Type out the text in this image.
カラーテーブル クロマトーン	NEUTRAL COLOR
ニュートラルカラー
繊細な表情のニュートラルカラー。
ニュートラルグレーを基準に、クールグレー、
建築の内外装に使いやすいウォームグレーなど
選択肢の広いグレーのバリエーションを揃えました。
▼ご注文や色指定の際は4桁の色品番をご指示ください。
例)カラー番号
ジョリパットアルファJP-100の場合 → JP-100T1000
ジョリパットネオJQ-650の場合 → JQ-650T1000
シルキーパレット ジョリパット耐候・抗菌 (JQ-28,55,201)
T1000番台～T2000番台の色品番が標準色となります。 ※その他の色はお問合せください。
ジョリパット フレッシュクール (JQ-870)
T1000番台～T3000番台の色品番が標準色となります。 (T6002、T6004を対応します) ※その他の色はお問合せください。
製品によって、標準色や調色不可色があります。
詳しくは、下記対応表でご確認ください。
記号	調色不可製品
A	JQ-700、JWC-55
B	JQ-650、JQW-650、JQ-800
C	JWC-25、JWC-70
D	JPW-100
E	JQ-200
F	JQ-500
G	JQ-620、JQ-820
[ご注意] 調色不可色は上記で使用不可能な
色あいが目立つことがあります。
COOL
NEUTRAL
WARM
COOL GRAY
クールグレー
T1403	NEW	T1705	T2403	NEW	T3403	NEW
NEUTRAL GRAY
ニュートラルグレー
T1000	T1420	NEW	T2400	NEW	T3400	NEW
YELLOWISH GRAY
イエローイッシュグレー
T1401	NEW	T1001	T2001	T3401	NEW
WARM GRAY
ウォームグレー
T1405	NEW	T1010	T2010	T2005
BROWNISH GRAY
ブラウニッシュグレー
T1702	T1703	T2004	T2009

------------------------------------------------------------------------

- **Aim**: Of the lines above, how many include the word "GRAY"? Reply with the number alone.

- **Output of the exercise**: 5